Source data
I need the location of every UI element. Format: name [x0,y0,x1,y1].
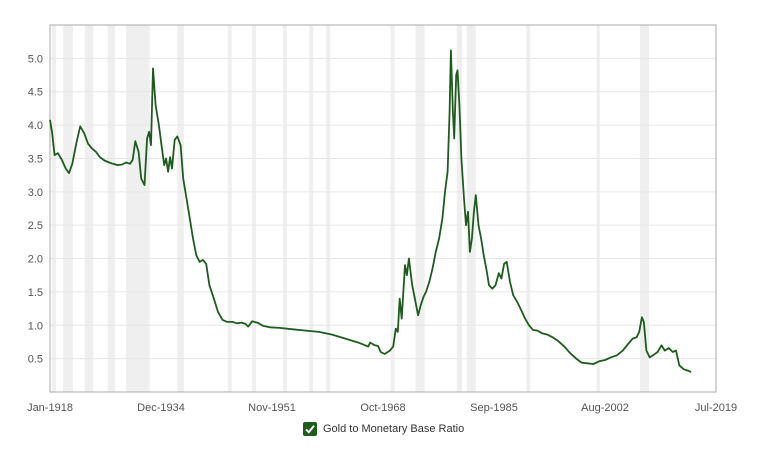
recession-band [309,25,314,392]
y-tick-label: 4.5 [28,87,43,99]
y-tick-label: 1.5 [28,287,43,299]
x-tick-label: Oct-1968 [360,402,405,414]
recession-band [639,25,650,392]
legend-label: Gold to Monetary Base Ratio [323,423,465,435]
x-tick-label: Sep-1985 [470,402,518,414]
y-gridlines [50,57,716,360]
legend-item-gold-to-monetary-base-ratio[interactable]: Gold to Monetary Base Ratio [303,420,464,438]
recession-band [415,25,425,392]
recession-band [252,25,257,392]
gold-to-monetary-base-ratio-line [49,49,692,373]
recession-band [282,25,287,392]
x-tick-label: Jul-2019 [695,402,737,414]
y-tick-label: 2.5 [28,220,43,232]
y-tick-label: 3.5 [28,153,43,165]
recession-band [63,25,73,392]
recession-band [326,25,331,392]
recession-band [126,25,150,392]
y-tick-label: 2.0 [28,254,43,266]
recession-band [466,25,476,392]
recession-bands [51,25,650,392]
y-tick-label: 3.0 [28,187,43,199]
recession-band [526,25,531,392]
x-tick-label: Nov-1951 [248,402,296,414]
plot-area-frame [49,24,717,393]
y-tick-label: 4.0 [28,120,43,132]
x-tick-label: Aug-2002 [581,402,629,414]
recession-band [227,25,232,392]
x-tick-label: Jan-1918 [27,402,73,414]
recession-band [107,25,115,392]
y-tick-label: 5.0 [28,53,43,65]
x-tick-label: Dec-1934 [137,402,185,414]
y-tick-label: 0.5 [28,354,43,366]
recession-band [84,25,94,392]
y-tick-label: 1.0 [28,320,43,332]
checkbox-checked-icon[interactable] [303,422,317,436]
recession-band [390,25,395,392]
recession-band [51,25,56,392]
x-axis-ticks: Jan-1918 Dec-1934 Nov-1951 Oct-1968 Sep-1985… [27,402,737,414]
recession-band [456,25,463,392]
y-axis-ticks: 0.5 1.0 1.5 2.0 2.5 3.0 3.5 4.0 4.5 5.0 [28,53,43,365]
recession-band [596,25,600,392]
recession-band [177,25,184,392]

• _Aim_: Echo the lines of the source data above, from the line holding "recession-band [309,25,314,392]" through the line holding "y-tick-label: 3.5 [28,153,43,165]", both included, with no changes.

• _Exercise output_:
recession-band [309,25,314,392]
y-tick-label: 4.5 [28,87,43,99]
y-tick-label: 1.5 [28,287,43,299]
x-tick-label: Oct-1968 [360,402,405,414]
recession-band [639,25,650,392]
legend-label: Gold to Monetary Base Ratio [323,423,465,435]
x-tick-label: Sep-1985 [470,402,518,414]
y-gridlines [50,57,716,360]
legend-item-gold-to-monetary-base-ratio[interactable]: Gold to Monetary Base Ratio [303,420,464,438]
recession-band [415,25,425,392]
recession-band [252,25,257,392]
gold-to-monetary-base-ratio-line [49,49,692,373]
recession-band [282,25,287,392]
x-tick-label: Jul-2019 [695,402,737,414]
y-tick-label: 2.5 [28,220,43,232]
y-tick-label: 3.5 [28,153,43,165]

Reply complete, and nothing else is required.